DIRECTIVE> In the records below, find each line with the word "panel" and copy it.

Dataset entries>
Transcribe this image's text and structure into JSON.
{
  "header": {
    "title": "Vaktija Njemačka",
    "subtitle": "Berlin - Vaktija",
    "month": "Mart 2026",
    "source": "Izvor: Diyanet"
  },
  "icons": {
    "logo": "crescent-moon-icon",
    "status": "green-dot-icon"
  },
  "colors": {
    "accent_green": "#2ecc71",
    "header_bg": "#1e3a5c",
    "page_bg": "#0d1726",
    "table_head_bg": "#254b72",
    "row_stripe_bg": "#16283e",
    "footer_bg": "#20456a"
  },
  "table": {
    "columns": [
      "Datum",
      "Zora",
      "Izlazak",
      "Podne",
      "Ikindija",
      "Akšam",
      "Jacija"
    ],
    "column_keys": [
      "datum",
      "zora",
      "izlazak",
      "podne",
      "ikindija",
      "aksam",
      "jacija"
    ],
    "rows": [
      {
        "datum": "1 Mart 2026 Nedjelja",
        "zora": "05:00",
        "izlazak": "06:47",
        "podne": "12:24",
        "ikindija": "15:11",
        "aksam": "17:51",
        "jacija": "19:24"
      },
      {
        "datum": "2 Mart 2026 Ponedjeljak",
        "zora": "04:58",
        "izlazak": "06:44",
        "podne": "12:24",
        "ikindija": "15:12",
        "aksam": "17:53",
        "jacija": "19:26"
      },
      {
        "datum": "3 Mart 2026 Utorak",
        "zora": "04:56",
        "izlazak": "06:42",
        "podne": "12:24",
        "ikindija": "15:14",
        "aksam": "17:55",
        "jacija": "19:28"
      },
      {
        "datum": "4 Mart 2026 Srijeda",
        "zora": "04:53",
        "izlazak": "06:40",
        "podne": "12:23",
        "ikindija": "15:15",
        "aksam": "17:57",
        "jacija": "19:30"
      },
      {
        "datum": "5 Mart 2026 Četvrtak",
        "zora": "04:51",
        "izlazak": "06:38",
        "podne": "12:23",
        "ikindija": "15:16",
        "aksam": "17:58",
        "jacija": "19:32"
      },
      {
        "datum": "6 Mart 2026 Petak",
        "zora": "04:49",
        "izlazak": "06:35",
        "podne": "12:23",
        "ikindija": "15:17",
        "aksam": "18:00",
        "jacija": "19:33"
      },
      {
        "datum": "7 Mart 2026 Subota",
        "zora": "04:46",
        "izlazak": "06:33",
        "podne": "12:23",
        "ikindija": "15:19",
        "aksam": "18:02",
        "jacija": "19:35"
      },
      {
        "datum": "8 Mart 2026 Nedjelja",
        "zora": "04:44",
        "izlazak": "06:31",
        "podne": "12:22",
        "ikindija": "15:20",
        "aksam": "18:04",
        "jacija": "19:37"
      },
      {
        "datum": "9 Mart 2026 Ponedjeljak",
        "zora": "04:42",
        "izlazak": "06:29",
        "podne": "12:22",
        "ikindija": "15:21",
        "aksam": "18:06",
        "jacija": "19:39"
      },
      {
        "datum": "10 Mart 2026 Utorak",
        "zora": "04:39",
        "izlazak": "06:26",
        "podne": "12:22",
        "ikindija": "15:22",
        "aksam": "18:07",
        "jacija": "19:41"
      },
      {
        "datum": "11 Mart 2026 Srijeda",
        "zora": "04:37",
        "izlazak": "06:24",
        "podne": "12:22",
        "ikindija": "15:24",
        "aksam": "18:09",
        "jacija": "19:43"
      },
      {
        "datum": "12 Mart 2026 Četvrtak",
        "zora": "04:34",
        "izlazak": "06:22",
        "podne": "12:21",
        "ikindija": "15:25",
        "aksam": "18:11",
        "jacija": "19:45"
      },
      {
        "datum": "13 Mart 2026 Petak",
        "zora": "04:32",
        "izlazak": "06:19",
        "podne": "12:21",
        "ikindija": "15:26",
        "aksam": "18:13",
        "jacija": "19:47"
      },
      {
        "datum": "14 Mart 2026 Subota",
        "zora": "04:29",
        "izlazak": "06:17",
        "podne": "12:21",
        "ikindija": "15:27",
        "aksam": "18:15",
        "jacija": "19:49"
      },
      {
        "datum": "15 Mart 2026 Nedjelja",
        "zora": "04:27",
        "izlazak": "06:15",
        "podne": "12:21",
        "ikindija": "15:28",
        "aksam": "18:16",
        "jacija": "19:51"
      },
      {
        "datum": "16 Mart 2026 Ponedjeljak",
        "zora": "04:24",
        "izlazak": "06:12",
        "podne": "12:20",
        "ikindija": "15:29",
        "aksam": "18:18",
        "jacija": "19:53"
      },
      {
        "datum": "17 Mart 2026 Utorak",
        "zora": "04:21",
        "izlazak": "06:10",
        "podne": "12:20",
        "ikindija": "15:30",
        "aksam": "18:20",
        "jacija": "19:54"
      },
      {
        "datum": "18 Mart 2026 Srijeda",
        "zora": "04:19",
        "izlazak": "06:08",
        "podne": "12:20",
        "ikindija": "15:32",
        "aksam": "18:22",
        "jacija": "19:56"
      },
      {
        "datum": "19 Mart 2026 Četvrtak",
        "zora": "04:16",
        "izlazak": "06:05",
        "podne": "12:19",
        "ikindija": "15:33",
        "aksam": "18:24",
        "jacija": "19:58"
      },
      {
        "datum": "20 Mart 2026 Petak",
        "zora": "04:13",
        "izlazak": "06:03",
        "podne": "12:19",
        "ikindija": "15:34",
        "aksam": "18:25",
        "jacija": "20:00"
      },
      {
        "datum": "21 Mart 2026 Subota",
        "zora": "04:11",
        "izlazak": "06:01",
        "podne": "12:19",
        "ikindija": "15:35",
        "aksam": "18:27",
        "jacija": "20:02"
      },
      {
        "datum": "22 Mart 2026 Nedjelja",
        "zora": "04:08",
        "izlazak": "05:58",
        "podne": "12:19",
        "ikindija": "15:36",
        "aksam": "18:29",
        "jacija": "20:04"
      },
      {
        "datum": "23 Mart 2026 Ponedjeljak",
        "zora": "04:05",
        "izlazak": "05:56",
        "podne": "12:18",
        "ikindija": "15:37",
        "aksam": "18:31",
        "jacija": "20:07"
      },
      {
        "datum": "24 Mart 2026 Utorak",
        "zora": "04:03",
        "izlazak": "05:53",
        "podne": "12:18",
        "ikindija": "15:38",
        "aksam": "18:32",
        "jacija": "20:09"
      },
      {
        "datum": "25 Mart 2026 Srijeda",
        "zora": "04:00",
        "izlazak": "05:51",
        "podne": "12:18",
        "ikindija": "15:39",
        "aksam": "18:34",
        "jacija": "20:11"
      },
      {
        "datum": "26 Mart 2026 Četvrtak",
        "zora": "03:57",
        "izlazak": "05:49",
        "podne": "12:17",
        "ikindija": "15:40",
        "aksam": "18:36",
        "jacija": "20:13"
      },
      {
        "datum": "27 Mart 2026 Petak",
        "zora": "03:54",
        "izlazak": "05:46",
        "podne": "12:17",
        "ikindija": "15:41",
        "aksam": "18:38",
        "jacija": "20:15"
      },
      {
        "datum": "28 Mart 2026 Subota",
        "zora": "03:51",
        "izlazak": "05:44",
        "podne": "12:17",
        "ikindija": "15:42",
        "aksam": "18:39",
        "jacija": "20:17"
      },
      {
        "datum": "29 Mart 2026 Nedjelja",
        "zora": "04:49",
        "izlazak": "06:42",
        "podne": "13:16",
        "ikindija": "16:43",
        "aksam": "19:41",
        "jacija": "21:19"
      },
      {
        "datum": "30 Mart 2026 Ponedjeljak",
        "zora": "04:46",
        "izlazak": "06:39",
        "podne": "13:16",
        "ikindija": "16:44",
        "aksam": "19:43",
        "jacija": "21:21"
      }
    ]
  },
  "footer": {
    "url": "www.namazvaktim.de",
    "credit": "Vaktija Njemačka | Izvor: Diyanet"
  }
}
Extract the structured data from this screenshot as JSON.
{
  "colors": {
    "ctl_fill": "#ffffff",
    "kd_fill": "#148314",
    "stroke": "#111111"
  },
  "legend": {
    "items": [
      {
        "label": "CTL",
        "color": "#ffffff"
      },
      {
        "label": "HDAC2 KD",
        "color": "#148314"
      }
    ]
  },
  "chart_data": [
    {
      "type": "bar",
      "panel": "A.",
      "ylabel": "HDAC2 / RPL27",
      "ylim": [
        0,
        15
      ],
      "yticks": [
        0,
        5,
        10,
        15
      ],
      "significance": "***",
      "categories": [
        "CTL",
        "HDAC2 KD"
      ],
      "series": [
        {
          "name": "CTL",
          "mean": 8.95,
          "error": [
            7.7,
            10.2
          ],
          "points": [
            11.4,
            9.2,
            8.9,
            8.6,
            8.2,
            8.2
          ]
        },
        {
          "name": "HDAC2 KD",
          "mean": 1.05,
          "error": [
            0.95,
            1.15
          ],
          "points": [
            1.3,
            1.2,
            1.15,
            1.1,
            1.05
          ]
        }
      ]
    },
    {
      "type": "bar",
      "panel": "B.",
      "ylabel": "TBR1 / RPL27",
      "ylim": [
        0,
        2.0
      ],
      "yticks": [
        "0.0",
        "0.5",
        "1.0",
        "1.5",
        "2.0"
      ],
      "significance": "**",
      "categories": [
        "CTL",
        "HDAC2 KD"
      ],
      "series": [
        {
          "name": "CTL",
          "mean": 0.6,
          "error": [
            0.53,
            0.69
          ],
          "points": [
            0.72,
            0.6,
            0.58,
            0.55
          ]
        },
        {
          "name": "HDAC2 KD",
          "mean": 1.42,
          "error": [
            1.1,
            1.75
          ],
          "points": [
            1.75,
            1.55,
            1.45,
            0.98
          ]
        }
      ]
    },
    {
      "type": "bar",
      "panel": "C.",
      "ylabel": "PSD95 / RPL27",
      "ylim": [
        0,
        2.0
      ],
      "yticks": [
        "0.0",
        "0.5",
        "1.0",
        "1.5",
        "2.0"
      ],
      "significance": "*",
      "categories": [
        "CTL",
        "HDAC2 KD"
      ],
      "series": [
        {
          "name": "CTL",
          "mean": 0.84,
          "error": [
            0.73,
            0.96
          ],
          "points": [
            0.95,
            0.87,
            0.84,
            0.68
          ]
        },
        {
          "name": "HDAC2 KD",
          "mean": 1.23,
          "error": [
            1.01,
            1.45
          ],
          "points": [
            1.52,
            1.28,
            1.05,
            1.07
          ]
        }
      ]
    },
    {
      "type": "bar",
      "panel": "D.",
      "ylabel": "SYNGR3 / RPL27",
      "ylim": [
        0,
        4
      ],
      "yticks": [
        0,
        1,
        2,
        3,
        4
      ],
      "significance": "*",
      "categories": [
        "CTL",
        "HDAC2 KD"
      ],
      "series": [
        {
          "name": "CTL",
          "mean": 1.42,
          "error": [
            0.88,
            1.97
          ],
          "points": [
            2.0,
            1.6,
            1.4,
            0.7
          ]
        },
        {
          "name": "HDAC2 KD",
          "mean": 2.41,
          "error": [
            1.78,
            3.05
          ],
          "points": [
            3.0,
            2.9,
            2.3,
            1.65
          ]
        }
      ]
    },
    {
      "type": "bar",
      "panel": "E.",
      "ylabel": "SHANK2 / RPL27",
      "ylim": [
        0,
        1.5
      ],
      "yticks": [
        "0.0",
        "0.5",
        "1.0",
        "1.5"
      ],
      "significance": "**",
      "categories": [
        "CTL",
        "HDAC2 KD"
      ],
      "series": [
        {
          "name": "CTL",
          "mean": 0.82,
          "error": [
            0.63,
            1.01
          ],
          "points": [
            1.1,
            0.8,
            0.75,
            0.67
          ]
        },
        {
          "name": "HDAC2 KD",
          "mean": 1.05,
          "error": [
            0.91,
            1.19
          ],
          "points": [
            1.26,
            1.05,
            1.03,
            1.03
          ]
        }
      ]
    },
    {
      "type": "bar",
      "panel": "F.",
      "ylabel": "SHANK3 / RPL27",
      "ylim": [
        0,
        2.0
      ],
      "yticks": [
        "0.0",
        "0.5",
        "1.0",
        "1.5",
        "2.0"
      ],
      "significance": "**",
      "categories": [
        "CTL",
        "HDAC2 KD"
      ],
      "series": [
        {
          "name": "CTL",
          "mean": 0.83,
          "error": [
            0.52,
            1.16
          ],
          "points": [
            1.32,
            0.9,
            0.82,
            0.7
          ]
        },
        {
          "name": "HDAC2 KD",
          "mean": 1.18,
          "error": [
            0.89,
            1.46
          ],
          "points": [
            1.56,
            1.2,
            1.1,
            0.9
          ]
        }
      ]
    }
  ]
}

EXERCISE OUTPUT>
      "panel": "A.",
      "panel": "B.",
      "panel": "C.",
      "panel": "D.",
      "panel": "E.",
      "panel": "F.",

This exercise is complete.